Gösterilen Metin:
((

Mesajı Okuyun
Old 19-04-2006, 21:23   #2
Av. Muzaffer ERDOĞAN

 
Varsayılan

Sayın gemici;

Çok sevdiğim bir söz vardır: "İnsanlar düşündükleri gibi yaşamazlar, yaşadıkları gibi düşünürler."

Şimdi ülkemize bir göz atalım:
Savcılar, Hakimler kuşkulu arabalarda kaza yaptıkları için veya başka kanıtlara dayanılarak rüşvet nedeni ile haklarında davalar açılıyor.

Meslaği kötüye kullanmaktan hakkında dava açılan bir çok avukat sözkonusu.

Fenni denetim uygulanmadığı için binalar çöküyor insanlar ölüyor.

Bıçak parası istemekten yargılanan doktorlar var.

Ülkede herkes mafya. Efendi ve dürüstçe davranmak yerine ilk düşünce korkutabilirmiyim, yıldırabilirmiyim.

İnsanlar gelip benim büroma "abi tanıdığın hakim var mı?" diye soruyorlarsa bunun sorumlusu benim olmamam gerekir. En azından tek başına. Kuşkusuz ki burada "hakim" tanımlamasını kullanarak haksız çıkar sağlayan avukatlar kadar herhangi bir nedenle bilerek haksız hüküm veren yargıçların da rolü var. Neden ne kadar masımane olursa olsun.

))

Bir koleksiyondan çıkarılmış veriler
((

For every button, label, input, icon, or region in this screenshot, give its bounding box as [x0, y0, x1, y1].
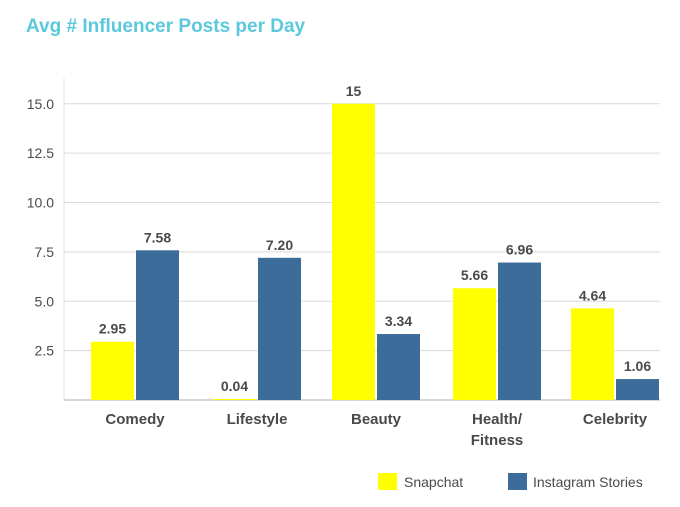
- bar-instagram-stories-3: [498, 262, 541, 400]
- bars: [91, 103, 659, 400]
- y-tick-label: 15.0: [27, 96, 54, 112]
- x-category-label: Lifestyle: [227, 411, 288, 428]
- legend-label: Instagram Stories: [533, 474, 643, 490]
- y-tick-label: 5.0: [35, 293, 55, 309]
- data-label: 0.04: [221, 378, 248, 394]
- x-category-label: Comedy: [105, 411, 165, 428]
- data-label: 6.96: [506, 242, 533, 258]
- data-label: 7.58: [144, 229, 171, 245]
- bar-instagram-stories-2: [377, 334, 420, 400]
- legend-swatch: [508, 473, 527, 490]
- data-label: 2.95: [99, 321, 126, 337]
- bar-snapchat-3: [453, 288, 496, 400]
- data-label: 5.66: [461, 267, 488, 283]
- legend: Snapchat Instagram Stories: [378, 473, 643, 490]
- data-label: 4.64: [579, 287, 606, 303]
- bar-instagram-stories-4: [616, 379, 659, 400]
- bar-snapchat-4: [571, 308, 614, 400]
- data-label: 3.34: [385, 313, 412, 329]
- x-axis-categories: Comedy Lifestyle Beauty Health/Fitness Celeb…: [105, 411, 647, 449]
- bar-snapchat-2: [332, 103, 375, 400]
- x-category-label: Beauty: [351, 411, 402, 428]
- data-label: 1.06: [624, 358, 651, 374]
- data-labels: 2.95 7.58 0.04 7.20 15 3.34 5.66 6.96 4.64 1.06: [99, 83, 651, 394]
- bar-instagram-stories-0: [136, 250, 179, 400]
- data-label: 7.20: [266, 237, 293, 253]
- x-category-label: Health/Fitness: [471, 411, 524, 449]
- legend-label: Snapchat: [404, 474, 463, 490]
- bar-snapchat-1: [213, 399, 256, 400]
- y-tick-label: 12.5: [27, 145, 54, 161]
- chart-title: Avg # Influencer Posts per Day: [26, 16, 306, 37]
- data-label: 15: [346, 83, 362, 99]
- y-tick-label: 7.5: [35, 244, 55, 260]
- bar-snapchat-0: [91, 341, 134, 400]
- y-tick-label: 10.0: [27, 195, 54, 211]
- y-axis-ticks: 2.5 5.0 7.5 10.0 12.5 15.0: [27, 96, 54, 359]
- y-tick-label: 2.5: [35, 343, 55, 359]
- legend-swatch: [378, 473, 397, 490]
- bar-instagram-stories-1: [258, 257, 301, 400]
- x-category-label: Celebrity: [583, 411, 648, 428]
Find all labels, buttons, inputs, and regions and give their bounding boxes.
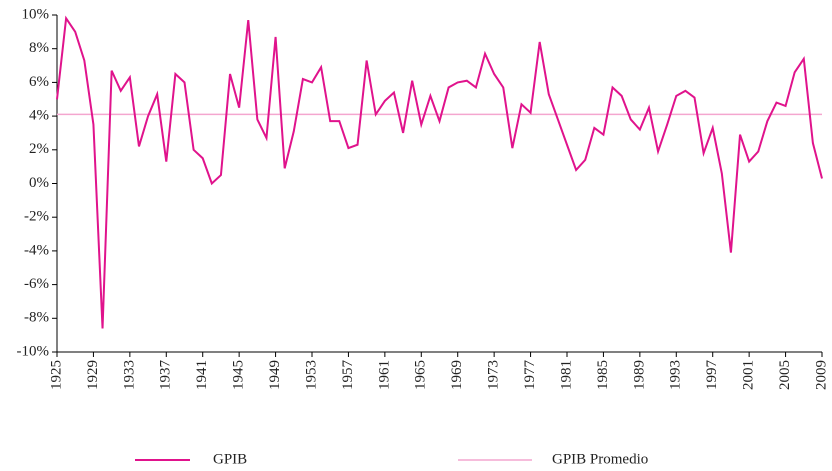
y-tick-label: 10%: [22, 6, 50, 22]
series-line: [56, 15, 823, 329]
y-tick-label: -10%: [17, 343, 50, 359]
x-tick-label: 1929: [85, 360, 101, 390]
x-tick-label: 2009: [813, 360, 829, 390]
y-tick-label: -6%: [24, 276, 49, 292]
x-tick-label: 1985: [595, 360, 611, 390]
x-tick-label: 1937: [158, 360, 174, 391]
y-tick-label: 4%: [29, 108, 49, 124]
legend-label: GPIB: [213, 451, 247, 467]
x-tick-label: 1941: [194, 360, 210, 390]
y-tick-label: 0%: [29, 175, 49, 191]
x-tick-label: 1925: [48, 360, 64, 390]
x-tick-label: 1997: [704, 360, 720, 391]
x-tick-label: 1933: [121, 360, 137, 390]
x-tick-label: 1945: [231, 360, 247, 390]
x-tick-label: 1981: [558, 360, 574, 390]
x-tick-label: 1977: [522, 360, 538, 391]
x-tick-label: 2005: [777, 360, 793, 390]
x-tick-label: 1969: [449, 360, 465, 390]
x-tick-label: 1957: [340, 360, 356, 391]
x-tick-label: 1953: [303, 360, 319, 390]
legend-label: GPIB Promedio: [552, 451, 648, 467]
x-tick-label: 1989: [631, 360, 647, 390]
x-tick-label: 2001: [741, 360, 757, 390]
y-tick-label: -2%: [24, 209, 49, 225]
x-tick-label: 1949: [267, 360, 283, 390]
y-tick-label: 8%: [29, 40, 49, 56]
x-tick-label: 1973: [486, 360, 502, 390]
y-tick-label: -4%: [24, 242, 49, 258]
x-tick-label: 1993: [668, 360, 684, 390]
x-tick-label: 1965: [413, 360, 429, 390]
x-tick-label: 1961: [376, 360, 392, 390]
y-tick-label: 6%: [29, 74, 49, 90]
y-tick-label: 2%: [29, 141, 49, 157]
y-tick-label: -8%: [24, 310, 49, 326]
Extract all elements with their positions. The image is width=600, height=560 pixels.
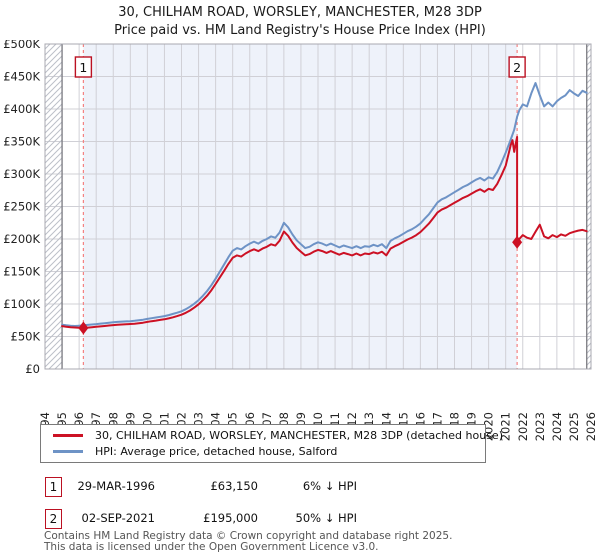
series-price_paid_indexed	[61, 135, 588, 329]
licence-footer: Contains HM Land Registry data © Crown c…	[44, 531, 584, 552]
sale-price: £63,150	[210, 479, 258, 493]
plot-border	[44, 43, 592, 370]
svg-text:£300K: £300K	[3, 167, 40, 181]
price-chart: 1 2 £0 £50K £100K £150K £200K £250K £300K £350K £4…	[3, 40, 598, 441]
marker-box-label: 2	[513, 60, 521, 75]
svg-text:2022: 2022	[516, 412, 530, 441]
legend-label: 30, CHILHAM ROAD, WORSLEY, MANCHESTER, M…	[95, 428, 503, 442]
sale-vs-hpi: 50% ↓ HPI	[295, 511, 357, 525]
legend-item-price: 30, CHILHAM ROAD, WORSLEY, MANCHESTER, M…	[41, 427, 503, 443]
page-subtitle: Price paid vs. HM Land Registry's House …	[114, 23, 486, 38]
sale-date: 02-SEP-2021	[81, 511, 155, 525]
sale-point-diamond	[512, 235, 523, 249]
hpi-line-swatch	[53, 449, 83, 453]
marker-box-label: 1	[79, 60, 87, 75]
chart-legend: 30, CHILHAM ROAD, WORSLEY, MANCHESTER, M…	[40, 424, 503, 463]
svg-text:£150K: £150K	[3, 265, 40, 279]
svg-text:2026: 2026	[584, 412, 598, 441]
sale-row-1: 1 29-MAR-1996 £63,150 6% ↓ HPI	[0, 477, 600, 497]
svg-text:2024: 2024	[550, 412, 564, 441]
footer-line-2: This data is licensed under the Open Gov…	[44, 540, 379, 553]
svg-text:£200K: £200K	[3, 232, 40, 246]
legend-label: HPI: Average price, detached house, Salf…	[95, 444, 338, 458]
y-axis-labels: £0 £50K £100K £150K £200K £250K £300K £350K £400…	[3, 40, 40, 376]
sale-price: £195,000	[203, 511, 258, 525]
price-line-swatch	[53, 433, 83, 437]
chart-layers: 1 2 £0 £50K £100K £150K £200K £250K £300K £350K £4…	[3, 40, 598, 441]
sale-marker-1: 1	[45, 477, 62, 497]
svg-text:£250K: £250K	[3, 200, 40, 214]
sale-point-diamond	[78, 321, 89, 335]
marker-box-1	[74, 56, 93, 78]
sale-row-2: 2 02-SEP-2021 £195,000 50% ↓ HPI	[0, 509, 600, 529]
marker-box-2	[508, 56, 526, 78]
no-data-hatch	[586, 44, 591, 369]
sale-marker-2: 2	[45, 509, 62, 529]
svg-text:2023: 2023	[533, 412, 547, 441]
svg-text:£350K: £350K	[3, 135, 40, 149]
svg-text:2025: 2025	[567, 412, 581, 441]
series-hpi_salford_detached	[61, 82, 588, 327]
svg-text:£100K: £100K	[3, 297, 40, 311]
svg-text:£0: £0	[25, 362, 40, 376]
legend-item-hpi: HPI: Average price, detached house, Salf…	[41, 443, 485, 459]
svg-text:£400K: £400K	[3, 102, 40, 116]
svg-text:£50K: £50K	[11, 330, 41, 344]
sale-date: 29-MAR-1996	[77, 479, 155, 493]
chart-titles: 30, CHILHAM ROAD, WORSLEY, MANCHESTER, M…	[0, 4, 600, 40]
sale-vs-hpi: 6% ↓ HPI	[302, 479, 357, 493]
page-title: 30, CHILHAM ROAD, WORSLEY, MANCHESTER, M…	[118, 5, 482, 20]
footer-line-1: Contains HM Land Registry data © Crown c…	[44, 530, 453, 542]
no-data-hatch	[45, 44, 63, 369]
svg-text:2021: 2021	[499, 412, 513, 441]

))

Görevler:
#1 Forum mesajında "Bıçak parası istemekten" sözleriyle başlayıp "masımane olursa olsun." sözleriyle biten bölümü değiştirmeden yazıya geçirir misiniz?
#2 Kayıtlarda "y-tick-label: 10%: [22, 6, 50, 22]" ifadesini içeren satırdan başlayıp "x-tick-label: 1925: [48, 360, 64, 390]" ifadesini içeren satırla biten satırları, "y-tick-label" yerine "y-axis-label" koyarak ve başka hiçbir şeye dokunmadan yeniden düzenler misiniz? Yalnızca bu satırları verin.

Çözümler:
#1
Bıçak parası istemekten yargılanan doktorlar var.

Ülkede herkes mafya. Efendi ve dürüstçe davranmak yerine ilk düşünce korkutabilirmiyim, yıldırabilirmiyim.

İnsanlar gelip benim büroma "abi tanıdığın hakim var mı?" diye soruyorlarsa bunun sorumlusu benim olmamam gerekir. En azından tek başına. Kuşkusuz ki burada "hakim" tanımlamasını kullanarak haksız çıkar sağlayan avukatlar kadar herhangi bir nedenle bilerek haksız hüküm veren yargıçların da rolü var. Neden ne kadar masımane olursa olsun.

#2
y-axis-label: 10%: [22, 6, 50, 22]
series-line: [56, 15, 823, 329]
y-axis-label: -10%: [17, 343, 50, 359]
x-tick-label: 1929: [85, 360, 101, 390]
x-tick-label: 2009: [813, 360, 829, 390]
y-axis-label: -6%: [24, 276, 49, 292]
x-tick-label: 1985: [595, 360, 611, 390]
x-tick-label: 1937: [158, 360, 174, 391]
y-axis-label: 4%: [29, 108, 49, 124]
legend-label: GPIB: [213, 451, 247, 467]
x-tick-label: 1941: [194, 360, 210, 390]
y-axis-label: 0%: [29, 175, 49, 191]
x-tick-label: 1925: [48, 360, 64, 390]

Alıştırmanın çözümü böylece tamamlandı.